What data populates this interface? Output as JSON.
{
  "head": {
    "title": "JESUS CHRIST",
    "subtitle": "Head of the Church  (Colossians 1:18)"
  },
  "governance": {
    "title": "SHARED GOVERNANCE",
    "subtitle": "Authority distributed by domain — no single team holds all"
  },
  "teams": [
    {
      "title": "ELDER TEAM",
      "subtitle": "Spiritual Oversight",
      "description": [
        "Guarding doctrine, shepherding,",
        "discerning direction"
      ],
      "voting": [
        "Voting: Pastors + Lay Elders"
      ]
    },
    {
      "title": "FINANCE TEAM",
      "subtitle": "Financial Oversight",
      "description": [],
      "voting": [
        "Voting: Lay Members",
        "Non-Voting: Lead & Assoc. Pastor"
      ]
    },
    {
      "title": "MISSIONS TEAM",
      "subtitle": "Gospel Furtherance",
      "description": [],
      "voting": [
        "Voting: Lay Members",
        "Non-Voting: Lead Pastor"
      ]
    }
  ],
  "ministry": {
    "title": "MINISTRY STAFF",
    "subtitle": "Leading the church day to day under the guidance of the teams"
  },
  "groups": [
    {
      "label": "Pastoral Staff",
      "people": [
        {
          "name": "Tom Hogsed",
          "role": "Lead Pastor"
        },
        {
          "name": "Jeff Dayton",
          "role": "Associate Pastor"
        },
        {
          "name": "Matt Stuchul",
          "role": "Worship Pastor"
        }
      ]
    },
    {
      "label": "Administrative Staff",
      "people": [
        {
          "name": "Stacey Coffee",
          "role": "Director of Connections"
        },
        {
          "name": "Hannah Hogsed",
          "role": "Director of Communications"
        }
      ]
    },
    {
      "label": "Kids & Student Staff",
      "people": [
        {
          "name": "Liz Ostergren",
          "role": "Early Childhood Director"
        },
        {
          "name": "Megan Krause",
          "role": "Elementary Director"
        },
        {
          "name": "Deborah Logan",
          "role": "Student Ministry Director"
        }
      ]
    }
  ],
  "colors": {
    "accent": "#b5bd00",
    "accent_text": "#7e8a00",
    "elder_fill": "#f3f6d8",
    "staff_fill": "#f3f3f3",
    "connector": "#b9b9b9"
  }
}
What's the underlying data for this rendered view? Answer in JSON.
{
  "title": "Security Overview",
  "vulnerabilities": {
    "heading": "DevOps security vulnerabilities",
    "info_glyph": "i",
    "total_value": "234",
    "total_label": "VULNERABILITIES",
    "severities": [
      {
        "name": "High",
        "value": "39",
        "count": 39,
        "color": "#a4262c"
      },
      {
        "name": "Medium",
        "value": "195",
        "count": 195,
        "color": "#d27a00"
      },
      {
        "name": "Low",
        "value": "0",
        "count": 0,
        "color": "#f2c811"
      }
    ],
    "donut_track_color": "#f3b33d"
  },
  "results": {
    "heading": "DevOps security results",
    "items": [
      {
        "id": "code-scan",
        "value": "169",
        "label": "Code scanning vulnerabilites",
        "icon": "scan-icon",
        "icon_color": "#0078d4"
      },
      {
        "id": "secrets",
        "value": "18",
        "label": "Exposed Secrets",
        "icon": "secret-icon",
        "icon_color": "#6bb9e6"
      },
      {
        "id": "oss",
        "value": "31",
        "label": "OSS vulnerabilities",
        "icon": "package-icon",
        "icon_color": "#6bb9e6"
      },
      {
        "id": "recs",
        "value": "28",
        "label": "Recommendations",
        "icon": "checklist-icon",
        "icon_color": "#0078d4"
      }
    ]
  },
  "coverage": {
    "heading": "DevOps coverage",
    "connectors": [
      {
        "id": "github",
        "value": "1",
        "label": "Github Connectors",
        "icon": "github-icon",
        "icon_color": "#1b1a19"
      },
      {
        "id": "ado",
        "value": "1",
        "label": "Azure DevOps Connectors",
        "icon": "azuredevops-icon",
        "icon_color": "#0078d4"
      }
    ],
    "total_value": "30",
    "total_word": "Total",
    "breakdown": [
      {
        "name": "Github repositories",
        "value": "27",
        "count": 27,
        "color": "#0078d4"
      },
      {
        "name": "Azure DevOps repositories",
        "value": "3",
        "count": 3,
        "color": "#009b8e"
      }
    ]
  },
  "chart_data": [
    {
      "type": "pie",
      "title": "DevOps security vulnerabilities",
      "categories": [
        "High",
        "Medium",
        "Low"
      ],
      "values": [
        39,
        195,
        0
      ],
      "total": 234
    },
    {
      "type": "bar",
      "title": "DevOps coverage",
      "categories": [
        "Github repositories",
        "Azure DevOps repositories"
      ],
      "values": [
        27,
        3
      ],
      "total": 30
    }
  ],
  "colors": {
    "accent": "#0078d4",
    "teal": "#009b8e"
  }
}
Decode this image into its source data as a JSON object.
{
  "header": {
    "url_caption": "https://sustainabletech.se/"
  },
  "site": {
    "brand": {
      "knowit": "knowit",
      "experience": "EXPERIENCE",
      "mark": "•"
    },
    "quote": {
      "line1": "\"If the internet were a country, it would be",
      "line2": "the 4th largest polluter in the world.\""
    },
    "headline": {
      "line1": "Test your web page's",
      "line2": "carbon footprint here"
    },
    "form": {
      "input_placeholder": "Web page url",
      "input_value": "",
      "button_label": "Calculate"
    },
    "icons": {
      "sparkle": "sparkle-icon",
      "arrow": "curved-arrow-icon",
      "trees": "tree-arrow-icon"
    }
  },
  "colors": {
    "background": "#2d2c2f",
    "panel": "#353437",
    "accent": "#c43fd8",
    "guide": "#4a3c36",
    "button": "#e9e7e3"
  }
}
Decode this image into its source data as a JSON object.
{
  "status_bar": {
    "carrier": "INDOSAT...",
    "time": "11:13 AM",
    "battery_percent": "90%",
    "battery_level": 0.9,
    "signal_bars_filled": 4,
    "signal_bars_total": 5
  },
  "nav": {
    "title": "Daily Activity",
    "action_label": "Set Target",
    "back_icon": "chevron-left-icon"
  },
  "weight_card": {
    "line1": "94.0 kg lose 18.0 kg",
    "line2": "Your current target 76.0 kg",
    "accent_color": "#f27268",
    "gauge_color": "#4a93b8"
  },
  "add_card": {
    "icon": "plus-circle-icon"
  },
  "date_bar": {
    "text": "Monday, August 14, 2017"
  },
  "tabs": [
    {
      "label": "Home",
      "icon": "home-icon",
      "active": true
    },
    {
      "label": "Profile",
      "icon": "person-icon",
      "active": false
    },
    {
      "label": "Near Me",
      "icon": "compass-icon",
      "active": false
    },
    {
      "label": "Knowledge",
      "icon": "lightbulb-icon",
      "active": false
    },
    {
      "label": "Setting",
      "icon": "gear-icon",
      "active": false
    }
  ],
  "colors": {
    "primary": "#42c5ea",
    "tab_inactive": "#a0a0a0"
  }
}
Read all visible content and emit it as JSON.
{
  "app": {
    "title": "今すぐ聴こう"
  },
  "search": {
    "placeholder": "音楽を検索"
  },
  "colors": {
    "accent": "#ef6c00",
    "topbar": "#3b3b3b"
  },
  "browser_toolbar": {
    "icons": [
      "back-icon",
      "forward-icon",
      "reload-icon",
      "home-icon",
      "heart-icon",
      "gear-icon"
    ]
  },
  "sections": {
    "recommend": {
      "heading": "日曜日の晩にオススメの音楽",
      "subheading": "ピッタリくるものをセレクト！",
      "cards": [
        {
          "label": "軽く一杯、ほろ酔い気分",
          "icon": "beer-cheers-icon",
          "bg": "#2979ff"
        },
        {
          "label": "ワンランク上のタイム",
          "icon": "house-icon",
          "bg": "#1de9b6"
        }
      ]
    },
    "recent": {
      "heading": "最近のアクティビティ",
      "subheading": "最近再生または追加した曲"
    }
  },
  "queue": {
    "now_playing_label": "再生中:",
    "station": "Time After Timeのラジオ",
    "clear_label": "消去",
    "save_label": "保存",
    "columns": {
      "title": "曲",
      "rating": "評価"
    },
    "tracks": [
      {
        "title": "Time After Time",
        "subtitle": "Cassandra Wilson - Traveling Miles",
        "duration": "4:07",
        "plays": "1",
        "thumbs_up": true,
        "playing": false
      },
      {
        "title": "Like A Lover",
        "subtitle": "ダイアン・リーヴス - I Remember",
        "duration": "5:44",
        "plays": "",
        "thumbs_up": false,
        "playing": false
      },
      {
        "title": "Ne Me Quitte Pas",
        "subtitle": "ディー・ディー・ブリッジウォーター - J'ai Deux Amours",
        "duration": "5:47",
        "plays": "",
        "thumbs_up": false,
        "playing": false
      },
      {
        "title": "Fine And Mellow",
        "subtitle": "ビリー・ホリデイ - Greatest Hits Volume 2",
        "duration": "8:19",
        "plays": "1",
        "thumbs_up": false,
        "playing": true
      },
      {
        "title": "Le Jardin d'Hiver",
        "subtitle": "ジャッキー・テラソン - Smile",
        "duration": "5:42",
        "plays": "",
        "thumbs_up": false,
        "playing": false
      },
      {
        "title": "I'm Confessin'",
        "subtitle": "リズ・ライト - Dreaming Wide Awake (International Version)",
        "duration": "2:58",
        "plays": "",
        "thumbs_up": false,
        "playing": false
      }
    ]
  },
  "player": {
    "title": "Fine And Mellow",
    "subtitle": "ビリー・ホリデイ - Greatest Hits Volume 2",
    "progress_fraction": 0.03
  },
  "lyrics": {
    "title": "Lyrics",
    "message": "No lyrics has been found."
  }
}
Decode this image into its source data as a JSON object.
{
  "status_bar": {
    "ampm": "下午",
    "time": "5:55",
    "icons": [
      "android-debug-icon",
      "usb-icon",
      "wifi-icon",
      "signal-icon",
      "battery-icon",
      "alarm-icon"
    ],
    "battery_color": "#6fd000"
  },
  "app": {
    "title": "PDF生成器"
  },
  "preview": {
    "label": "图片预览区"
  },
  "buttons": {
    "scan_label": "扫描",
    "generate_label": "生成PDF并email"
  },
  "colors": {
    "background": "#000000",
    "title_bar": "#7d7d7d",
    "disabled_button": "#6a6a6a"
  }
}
□ □ □ □ □ □ □
* **Work required**: Pick out the lines containing the word "true" and show them.

* **Reply**:
      "active": true
        "thumbs_up": true,
        "playing": true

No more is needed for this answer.